■ What is needed:
Copy out every line of the records below word for word.

■ Data shown:
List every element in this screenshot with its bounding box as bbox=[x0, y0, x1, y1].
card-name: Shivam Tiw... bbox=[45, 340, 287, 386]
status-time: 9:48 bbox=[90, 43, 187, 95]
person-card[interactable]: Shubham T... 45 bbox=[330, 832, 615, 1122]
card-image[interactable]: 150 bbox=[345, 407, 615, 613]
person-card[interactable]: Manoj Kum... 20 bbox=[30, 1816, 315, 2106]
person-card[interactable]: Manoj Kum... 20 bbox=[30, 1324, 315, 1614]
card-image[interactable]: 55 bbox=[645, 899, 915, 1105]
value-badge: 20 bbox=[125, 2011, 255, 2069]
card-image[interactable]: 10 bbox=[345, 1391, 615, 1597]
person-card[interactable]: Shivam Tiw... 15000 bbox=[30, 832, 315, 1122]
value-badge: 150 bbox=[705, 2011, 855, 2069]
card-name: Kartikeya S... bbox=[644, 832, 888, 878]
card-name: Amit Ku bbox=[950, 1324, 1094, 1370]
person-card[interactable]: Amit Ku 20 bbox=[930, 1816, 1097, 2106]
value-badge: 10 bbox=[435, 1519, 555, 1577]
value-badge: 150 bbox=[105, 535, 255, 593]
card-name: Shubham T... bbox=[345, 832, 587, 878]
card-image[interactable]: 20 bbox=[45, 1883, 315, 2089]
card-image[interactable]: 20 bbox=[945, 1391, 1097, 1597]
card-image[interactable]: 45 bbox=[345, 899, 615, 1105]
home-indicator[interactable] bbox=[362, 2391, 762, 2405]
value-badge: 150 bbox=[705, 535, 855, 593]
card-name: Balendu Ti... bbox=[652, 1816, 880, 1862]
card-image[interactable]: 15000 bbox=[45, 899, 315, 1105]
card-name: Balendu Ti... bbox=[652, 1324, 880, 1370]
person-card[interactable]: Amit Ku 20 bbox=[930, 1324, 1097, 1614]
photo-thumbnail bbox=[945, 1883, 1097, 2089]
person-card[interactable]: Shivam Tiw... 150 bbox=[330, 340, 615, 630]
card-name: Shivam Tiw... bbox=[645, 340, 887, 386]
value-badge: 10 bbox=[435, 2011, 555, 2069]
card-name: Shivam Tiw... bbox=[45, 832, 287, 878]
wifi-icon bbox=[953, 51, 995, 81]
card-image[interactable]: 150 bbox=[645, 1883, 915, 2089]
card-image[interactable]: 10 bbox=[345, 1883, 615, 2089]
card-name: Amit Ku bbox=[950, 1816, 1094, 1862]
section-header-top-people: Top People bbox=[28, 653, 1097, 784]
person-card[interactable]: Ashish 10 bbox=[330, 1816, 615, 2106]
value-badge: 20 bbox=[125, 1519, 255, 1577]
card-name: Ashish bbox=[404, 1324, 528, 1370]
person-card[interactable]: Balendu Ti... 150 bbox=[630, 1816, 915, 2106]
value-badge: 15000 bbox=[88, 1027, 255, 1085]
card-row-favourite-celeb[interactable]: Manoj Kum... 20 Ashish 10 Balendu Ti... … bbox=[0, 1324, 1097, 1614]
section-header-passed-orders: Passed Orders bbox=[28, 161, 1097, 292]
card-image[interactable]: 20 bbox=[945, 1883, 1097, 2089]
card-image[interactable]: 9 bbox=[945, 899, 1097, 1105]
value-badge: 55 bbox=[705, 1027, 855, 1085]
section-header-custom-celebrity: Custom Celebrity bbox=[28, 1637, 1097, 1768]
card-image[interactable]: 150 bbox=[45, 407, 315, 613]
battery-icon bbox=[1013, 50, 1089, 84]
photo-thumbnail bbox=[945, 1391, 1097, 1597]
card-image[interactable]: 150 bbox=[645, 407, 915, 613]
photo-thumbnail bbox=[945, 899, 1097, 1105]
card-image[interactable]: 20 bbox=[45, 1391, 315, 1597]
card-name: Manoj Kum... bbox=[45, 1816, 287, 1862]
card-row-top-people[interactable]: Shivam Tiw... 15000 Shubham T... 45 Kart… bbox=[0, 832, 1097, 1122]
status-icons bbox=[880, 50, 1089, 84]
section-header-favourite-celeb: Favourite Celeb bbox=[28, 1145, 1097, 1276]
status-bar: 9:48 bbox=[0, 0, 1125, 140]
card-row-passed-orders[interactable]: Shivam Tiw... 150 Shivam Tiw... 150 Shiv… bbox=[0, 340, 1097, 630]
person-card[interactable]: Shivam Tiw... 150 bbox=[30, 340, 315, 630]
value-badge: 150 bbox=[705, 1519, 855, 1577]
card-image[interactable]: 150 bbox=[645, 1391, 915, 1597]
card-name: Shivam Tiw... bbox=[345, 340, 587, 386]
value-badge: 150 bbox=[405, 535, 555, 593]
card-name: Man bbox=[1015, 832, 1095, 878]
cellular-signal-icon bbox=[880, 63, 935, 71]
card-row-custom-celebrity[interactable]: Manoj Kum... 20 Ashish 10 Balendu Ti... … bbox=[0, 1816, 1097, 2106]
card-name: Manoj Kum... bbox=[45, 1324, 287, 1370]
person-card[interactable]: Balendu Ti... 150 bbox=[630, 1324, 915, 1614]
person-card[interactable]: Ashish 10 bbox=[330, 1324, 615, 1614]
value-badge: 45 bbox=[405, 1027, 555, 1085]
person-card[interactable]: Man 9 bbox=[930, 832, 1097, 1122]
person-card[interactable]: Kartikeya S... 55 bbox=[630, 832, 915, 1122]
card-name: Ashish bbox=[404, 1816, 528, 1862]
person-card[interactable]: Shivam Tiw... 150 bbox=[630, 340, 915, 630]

■ Response for this exercise:
List every element in this screenshot with its bounding box as bbox=[x0, y0, x1, y1].
card-name: Shivam Tiw... bbox=[45, 340, 287, 386]
status-time: 9:48 bbox=[90, 43, 187, 95]
person-card[interactable]: Shubham T... 45 bbox=[330, 832, 615, 1122]
card-image[interactable]: 150 bbox=[345, 407, 615, 613]
person-card[interactable]: Manoj Kum... 20 bbox=[30, 1816, 315, 2106]
person-card[interactable]: Manoj Kum... 20 bbox=[30, 1324, 315, 1614]
card-image[interactable]: 55 bbox=[645, 899, 915, 1105]
value-badge: 20 bbox=[125, 2011, 255, 2069]
card-image[interactable]: 10 bbox=[345, 1391, 615, 1597]
person-card[interactable]: Shivam Tiw... 15000 bbox=[30, 832, 315, 1122]
value-badge: 150 bbox=[705, 2011, 855, 2069]
card-name: Kartikeya S... bbox=[644, 832, 888, 878]
card-name: Amit Ku bbox=[950, 1324, 1094, 1370]
person-card[interactable]: Amit Ku 20 bbox=[930, 1816, 1097, 2106]
value-badge: 10 bbox=[435, 1519, 555, 1577]
value-badge: 150 bbox=[105, 535, 255, 593]
card-name: Shubham T... bbox=[345, 832, 587, 878]
card-image[interactable]: 20 bbox=[45, 1883, 315, 2089]
card-image[interactable]: 20 bbox=[945, 1391, 1097, 1597]
card-image[interactable]: 45 bbox=[345, 899, 615, 1105]
home-indicator[interactable] bbox=[362, 2391, 762, 2405]
value-badge: 150 bbox=[705, 535, 855, 593]
card-name: Balendu Ti... bbox=[652, 1816, 880, 1862]
card-image[interactable]: 15000 bbox=[45, 899, 315, 1105]
card-name: Balendu Ti... bbox=[652, 1324, 880, 1370]
person-card[interactable]: Amit Ku 20 bbox=[930, 1324, 1097, 1614]
photo-thumbnail bbox=[945, 1883, 1097, 2089]
person-card[interactable]: Shivam Tiw... 150 bbox=[330, 340, 615, 630]
card-name: Shivam Tiw... bbox=[645, 340, 887, 386]
value-badge: 10 bbox=[435, 2011, 555, 2069]
card-name: Shivam Tiw... bbox=[45, 832, 287, 878]
wifi-icon bbox=[953, 51, 995, 81]
card-image[interactable]: 150 bbox=[645, 1883, 915, 2089]
card-image[interactable]: 10 bbox=[345, 1883, 615, 2089]
card-name: Amit Ku bbox=[950, 1816, 1094, 1862]
section-header-top-people: Top People bbox=[28, 653, 1097, 784]
person-card[interactable]: Ashish 10 bbox=[330, 1816, 615, 2106]
value-badge: 20 bbox=[125, 1519, 255, 1577]
card-name: Ashish bbox=[404, 1324, 528, 1370]
person-card[interactable]: Balendu Ti... 150 bbox=[630, 1816, 915, 2106]
value-badge: 15000 bbox=[88, 1027, 255, 1085]
card-row-favourite-celeb[interactable]: Manoj Kum... 20 Ashish 10 Balendu Ti... … bbox=[0, 1324, 1097, 1614]
section-header-passed-orders: Passed Orders bbox=[28, 161, 1097, 292]
card-image[interactable]: 20 bbox=[945, 1883, 1097, 2089]
card-image[interactable]: 9 bbox=[945, 899, 1097, 1105]
value-badge: 55 bbox=[705, 1027, 855, 1085]
section-header-custom-celebrity: Custom Celebrity bbox=[28, 1637, 1097, 1768]
card-image[interactable]: 150 bbox=[45, 407, 315, 613]
battery-icon bbox=[1013, 50, 1089, 84]
photo-thumbnail bbox=[945, 1391, 1097, 1597]
card-image[interactable]: 150 bbox=[645, 407, 915, 613]
photo-thumbnail bbox=[945, 899, 1097, 1105]
card-image[interactable]: 20 bbox=[45, 1391, 315, 1597]
card-name: Manoj Kum... bbox=[45, 1816, 287, 1862]
card-row-top-people[interactable]: Shivam Tiw... 15000 Shubham T... 45 Kart… bbox=[0, 832, 1097, 1122]
status-icons bbox=[880, 50, 1089, 84]
section-header-favourite-celeb: Favourite Celeb bbox=[28, 1145, 1097, 1276]
status-bar: 9:48 bbox=[0, 0, 1125, 140]
card-row-passed-orders[interactable]: Shivam Tiw... 150 Shivam Tiw... 150 Shiv… bbox=[0, 340, 1097, 630]
person-card[interactable]: Shivam Tiw... 150 bbox=[30, 340, 315, 630]
value-badge: 150 bbox=[705, 1519, 855, 1577]
card-image[interactable]: 150 bbox=[645, 1391, 915, 1597]
card-name: Shivam Tiw... bbox=[345, 340, 587, 386]
value-badge: 150 bbox=[405, 535, 555, 593]
card-name: Man bbox=[1015, 832, 1095, 878]
cellular-signal-icon bbox=[880, 63, 935, 71]
card-row-custom-celebrity[interactable]: Manoj Kum... 20 Ashish 10 Balendu Ti... … bbox=[0, 1816, 1097, 2106]
card-name: Manoj Kum... bbox=[45, 1324, 287, 1370]
person-card[interactable]: Balendu Ti... 150 bbox=[630, 1324, 915, 1614]
person-card[interactable]: Ashish 10 bbox=[330, 1324, 615, 1614]
value-badge: 45 bbox=[405, 1027, 555, 1085]
person-card[interactable]: Man 9 bbox=[930, 832, 1097, 1122]
person-card[interactable]: Kartikeya S... 55 bbox=[630, 832, 915, 1122]
card-name: Ashish bbox=[404, 1816, 528, 1862]
person-card[interactable]: Shivam Tiw... 150 bbox=[630, 340, 915, 630]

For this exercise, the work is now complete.